■ **Rows**:
>> Begin

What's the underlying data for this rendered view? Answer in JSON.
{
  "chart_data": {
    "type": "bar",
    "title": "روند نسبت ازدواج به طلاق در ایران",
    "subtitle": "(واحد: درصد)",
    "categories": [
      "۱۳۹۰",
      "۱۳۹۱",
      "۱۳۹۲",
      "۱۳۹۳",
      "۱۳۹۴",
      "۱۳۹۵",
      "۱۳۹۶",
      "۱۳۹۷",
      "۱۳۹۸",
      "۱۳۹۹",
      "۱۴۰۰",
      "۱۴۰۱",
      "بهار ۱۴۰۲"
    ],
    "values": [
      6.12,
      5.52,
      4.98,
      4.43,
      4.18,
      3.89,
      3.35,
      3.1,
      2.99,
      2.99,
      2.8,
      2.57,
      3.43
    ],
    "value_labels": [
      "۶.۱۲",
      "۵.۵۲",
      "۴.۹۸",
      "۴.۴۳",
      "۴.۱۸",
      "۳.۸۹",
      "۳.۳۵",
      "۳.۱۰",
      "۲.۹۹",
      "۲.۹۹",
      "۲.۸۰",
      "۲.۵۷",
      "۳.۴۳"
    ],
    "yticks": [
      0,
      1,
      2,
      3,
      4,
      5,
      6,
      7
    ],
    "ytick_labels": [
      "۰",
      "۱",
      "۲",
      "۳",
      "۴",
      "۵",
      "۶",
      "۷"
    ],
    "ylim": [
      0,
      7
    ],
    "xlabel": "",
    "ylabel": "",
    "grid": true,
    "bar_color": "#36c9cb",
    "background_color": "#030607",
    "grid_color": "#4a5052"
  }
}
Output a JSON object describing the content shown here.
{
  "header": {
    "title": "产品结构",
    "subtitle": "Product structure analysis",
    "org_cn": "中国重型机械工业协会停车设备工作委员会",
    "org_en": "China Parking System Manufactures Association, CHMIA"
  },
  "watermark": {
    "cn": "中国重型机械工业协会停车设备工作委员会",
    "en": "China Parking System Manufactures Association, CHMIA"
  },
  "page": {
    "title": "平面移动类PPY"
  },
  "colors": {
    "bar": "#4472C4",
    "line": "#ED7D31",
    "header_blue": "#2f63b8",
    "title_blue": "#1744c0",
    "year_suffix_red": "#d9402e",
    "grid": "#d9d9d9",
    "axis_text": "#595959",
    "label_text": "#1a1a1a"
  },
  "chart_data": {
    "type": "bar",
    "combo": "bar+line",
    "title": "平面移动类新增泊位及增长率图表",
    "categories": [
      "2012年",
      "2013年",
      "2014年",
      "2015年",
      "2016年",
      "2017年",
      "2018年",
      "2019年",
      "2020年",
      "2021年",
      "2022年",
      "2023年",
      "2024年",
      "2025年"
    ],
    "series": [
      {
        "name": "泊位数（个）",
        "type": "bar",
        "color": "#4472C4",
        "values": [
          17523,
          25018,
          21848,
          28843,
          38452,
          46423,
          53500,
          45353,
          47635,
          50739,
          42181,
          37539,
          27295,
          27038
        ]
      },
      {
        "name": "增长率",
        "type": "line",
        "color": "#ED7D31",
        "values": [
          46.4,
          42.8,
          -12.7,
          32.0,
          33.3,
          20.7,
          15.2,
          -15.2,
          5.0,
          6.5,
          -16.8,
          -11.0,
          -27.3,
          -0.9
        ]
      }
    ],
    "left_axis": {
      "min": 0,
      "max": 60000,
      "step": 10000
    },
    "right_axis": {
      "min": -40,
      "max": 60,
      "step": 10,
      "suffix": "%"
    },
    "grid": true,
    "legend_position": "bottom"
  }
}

>> End

■ **The exercise**: Give back the whole listing exactly as it reads.

■ **The reply**:
What's the underlying data for this rendered view? Answer in JSON.
{
  "chart_data": {
    "type": "bar",
    "title": "روند نسبت ازدواج به طلاق در ایران",
    "subtitle": "(واحد: درصد)",
    "categories": [
      "۱۳۹۰",
      "۱۳۹۱",
      "۱۳۹۲",
      "۱۳۹۳",
      "۱۳۹۴",
      "۱۳۹۵",
      "۱۳۹۶",
      "۱۳۹۷",
      "۱۳۹۸",
      "۱۳۹۹",
      "۱۴۰۰",
      "۱۴۰۱",
      "بهار ۱۴۰۲"
    ],
    "values": [
      6.12,
      5.52,
      4.98,
      4.43,
      4.18,
      3.89,
      3.35,
      3.1,
      2.99,
      2.99,
      2.8,
      2.57,
      3.43
    ],
    "value_labels": [
      "۶.۱۲",
      "۵.۵۲",
      "۴.۹۸",
      "۴.۴۳",
      "۴.۱۸",
      "۳.۸۹",
      "۳.۳۵",
      "۳.۱۰",
      "۲.۹۹",
      "۲.۹۹",
      "۲.۸۰",
      "۲.۵۷",
      "۳.۴۳"
    ],
    "yticks": [
      0,
      1,
      2,
      3,
      4,
      5,
      6,
      7
    ],
    "ytick_labels": [
      "۰",
      "۱",
      "۲",
      "۳",
      "۴",
      "۵",
      "۶",
      "۷"
    ],
    "ylim": [
      0,
      7
    ],
    "xlabel": "",
    "ylabel": "",
    "grid": true,
    "bar_color": "#36c9cb",
    "background_color": "#030607",
    "grid_color": "#4a5052"
  }
}
Output a JSON object describing the content shown here.
{
  "header": {
    "title": "产品结构",
    "subtitle": "Product structure analysis",
    "org_cn": "中国重型机械工业协会停车设备工作委员会",
    "org_en": "China Parking System Manufactures Association, CHMIA"
  },
  "watermark": {
    "cn": "中国重型机械工业协会停车设备工作委员会",
    "en": "China Parking System Manufactures Association, CHMIA"
  },
  "page": {
    "title": "平面移动类PPY"
  },
  "colors": {
    "bar": "#4472C4",
    "line": "#ED7D31",
    "header_blue": "#2f63b8",
    "title_blue": "#1744c0",
    "year_suffix_red": "#d9402e",
    "grid": "#d9d9d9",
    "axis_text": "#595959",
    "label_text": "#1a1a1a"
  },
  "chart_data": {
    "type": "bar",
    "combo": "bar+line",
    "title": "平面移动类新增泊位及增长率图表",
    "categories": [
      "2012年",
      "2013年",
      "2014年",
      "2015年",
      "2016年",
      "2017年",
      "2018年",
      "2019年",
      "2020年",
      "2021年",
      "2022年",
      "2023年",
      "2024年",
      "2025年"
    ],
    "series": [
      {
        "name": "泊位数（个）",
        "type": "bar",
        "color": "#4472C4",
        "values": [
          17523,
          25018,
          21848,
          28843,
          38452,
          46423,
          53500,
          45353,
          47635,
          50739,
          42181,
          37539,
          27295,
          27038
        ]
      },
      {
        "name": "增长率",
        "type": "line",
        "color": "#ED7D31",
        "values": [
          46.4,
          42.8,
          -12.7,
          32.0,
          33.3,
          20.7,
          15.2,
          -15.2,
          5.0,
          6.5,
          -16.8,
          -11.0,
          -27.3,
          -0.9
        ]
      }
    ],
    "left_axis": {
      "min": 0,
      "max": 60000,
      "step": 10000
    },
    "right_axis": {
      "min": -40,
      "max": 60,
      "step": 10,
      "suffix": "%"
    },
    "grid": true,
    "legend_position": "bottom"
  }
}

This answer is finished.